_Texto citado_
Tinha cerca de 16 mil euros à ordem e perto de 80 mil euros a prazo. Desses, 58 mil resultam da venda de uma casa que foi dos meus pais e que eu e o meu irmão vendemos no ano passado. O restante é poupança.

O que vai fazer?

Escrevi uma carta ao conselho de administração do BdP e outra ao presidente do Novo Banco explicitando a origem do dinheiro que se encontrava depositado no BES e solicitando que me seja devolvido. As primeiras cartas escrevi-as a 14 de Agosto, não recebi qualquer resposta. Hoje vou enviar novas cartas, embora esteja convencido de que não irei ter resposta alguma, nem sequer uma manifestação de boa educação, e estou preparado para distribuir nos tribunais uma acção para discutir a causa.

Ricardo Salgado é culpado?

De quê?

De ter deixado chegar ou de ter conduzido o BES à situação a que chegou.

Tenho de dizer que não sei, porque não conheço os factos. A minha opinião é esta: o que motiva pessoas como o dr. Ricardo Salgado não é o dinheiro. Aquilo que motiva um homem com o percurso de vida do dr. Ricardo Salgado é o poder. Que, no presente caso, era o poder social e o financeiro. Para se manter no topo tinha de manter a correlação de forças, o que em termos de dinheiro significa manter-se maioritário enquanto accionista da família. O capital social do BES era de mais de 5,6 mil milhões de euros e a família, com os franceses, tinha 25% deste montante - e ele uma parte significativa em termos individuais. Foi-se endividando e chegou a um momento que não aguentou. As motivações dele não são mesquinhas nem egoístas, são de preservação do poder.

Isso não é mesquinho nem egoísta?

Não. Não vejo em que é que seja diferente das motivações do Presidente da República ou de dois homens por quem eu tenho imensa admiração, que toda a vida foram motivados pelo poder e desprezavam o dinheiro, Jaime Gama e José Medeiros Ferreira.

Um banco gere dinheiro de muita gente, particulares, empresas que, por sua vez, têm outras pessoas a seu cargo. Não é diferente?

Pois, percebo isso.

Houve vários administradores suspensos. Recentemente, dois deles passaram a prestar serviços ao Novo Banco. Uma arbitrariedade?

_O que fazer_
• A. Reproduza fielmente o trecho da entrevista sobre o BES que vai desde "Tinha cerca de" até "a que chegou.", inclusive.
• B. Indique todas as pessoas mencionadas pelo nome na entrevista sobre o BES.
• C. Retome a entrevista sobre o BES a partir do ponto em que termina.

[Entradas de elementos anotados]
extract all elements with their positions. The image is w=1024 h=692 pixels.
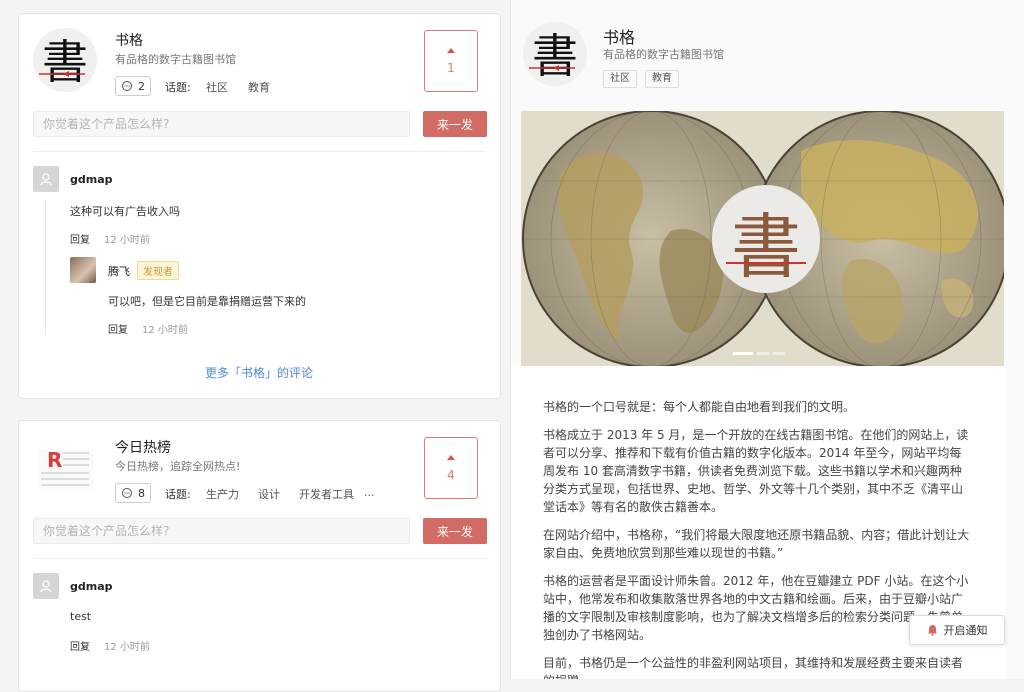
reply-meta: 回复 12 小时前: [108, 321, 188, 336]
product-gallery-image[interactable]: 書: [521, 111, 1004, 366]
comment-time: 12 小时前: [104, 235, 150, 246]
comment-meta: 回复 12 小时前: [70, 638, 150, 653]
topic-link[interactable]: 生产力: [206, 486, 239, 502]
submit-comment-button[interactable]: 来一发: [423, 518, 487, 544]
article-paragraph: 书格的一个口号就是：每个人都能自由地看到我们的文明。: [543, 400, 856, 414]
discoverer-badge: 发现者: [137, 261, 179, 280]
detail-panel: 書 书格 有品格的数字古籍图书馆 社区 教育 書 书格的一个口号就是：每个人都能…: [510, 0, 1024, 679]
comment-input[interactable]: 你觉着这个产品怎么样?: [33, 518, 410, 544]
avatar[interactable]: [33, 573, 59, 599]
enable-notifications-button[interactable]: 开启通知: [909, 615, 1005, 645]
upvote-arrow-icon: [447, 454, 455, 460]
reply-link[interactable]: 回复: [108, 325, 128, 336]
product-tagline: 今日热榜，追踪全网热点!: [115, 460, 241, 473]
user-icon: [40, 173, 52, 186]
bell-icon: [927, 625, 937, 636]
topics-label: 话题:: [165, 81, 191, 94]
product-card-tophub: R 今日热榜 今日热榜，追踪全网热点! 8 话题: 生产力 设计 开发者工具 .…: [18, 420, 501, 692]
vote-count: 1: [447, 60, 455, 75]
comment-icon: [122, 488, 132, 498]
vote-count: 4: [447, 467, 455, 482]
comment-count-value: 2: [138, 79, 145, 93]
comment-author[interactable]: gdmap: [70, 173, 113, 186]
tophub-logo[interactable]: R: [33, 435, 97, 499]
svg-text:書: 書: [532, 29, 578, 83]
thread-line: [45, 200, 46, 334]
comment-author[interactable]: gdmap: [70, 580, 113, 593]
comment-count-button[interactable]: 8: [115, 483, 151, 503]
comment-count-button[interactable]: 2: [115, 76, 151, 96]
reply-author[interactable]: 腾飞: [108, 263, 130, 279]
comment-icon: [122, 81, 132, 91]
comment-time: 12 小时前: [104, 642, 150, 653]
article-paragraph: 目前，书格仍是一个公益性的非盈利网站项目，其维持和发展经费主要来自读者的捐赠。: [543, 656, 964, 679]
detail-title: 书格: [603, 28, 636, 47]
product-name[interactable]: 书格: [115, 30, 143, 50]
comment-text: test: [70, 610, 92, 623]
reply-link[interactable]: 回复: [70, 642, 90, 653]
topics-label: 话题:: [165, 488, 191, 501]
product-card-shuge: 書 书格 有品格的数字古籍图书馆 2 话题: 社区 教育 1 你觉着这个产品怎么…: [18, 13, 501, 399]
product-name[interactable]: 今日热榜: [115, 437, 171, 457]
topic-link[interactable]: 教育: [248, 79, 270, 95]
svg-text:書: 書: [42, 35, 88, 89]
topic-link[interactable]: 开发者工具: [299, 486, 354, 502]
upvote-button[interactable]: 1: [424, 30, 478, 92]
detail-logo: 書: [523, 22, 587, 86]
topic-link[interactable]: 社区: [206, 79, 228, 95]
avatar[interactable]: [33, 166, 59, 192]
comment-input[interactable]: 你觉着这个产品怎么样?: [33, 111, 410, 137]
reply-time: 12 小时前: [142, 325, 188, 336]
more-topics[interactable]: ...: [364, 486, 375, 499]
divider: [33, 151, 486, 152]
shuge-logo[interactable]: 書: [33, 28, 97, 92]
article-paragraph: 书格成立于 2013 年 5 月，是一个开放的在线古籍图书馆。在他们的网站上，读…: [543, 428, 969, 514]
reply-link[interactable]: 回复: [70, 235, 90, 246]
comment-count-value: 8: [138, 486, 145, 500]
upvote-arrow-icon: [447, 47, 455, 53]
detail-tag[interactable]: 教育: [645, 70, 679, 88]
detail-tag[interactable]: 社区: [603, 70, 637, 88]
divider: [33, 558, 486, 559]
article-paragraph: 在网站介绍中，书格称，“我们将最大限度地还原书籍品貌、内容；借此计划让大家自由、…: [543, 528, 970, 560]
topic-link[interactable]: 设计: [258, 486, 280, 502]
comment-meta: 回复 12 小时前: [70, 231, 150, 246]
reply-text: 可以吧，但是它目前是靠捐赠运营下来的: [108, 295, 306, 308]
submit-comment-button[interactable]: 来一发: [423, 111, 487, 137]
comment-text: 这种可以有广告收入吗: [70, 205, 180, 218]
reply-avatar[interactable]: [70, 257, 96, 283]
user-icon: [40, 580, 52, 593]
notify-label: 开启通知: [943, 624, 988, 637]
more-comments-link[interactable]: 更多「书格」的评论: [205, 364, 313, 381]
svg-text:書: 書: [731, 206, 801, 288]
product-tagline: 有品格的数字古籍图书馆: [115, 53, 236, 66]
svg-text:R: R: [47, 448, 62, 472]
detail-tagline: 有品格的数字古籍图书馆: [603, 48, 724, 61]
upvote-button[interactable]: 4: [424, 437, 478, 499]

_Tarefas resolvidas_
• A.
Tinha cerca de 16 mil euros à ordem e perto de 80 mil euros a prazo. Desses, 58 mil resultam da venda de uma casa que foi dos meus pais e que eu e o meu irmão vendemos no ano passado. O restante é poupança.

O que vai fazer?

Escrevi uma carta ao conselho de administração do BdP e outra ao presidente do Novo Banco explicitando a origem do dinheiro que se encontrava depositado no BES e solicitando que me seja devolvido. As primeiras cartas escrevi-as a 14 de Agosto, não recebi qualquer resposta. Hoje vou enviar novas cartas, embora esteja convencido de que não irei ter resposta alguma, nem sequer uma manifestação de boa educação, e estou preparado para distribuir nos tribunais uma acção para discutir a causa.

Ricardo Salgado é culpado?

De quê?

De ter deixado chegar ou de ter conduzido o BES à situação a que chegou.

• B. Ricardo Salgado, Jaime Gama, José Medeiros Ferreira

• C.
Um deles era o administrador do risco e o outro da auditoria, o dr. Joaquim Goes e o dr. António Souto. O dr. Rui Silveira demitiu-se imediatamente quando foi suspenso pelo BdP. Ponho as mãos no fogo por qualquer dos três - pelo dr. Silveira, que conheço há muito tempo, até ponho a cabeça na guilhotina. Foi um tiro muito mal dado pelo BdP, que os crucificou como principais responsáveis de alguma coisa que não é verdade. Admito que isto seja uma tentativa de apagar essa decisão e, por outro lado, baseia-se na sua competência e no conhecimento que têm da gestão concreta do banco, de que os novos administradores não sabem nada.

Essa ajuda podia ser pedida sem direito a remuneração?

Sim, mas pedir ajuda a alguém sem pagar é capaz de ser um hábito esclavagista.

Que informações lhe dão no banco?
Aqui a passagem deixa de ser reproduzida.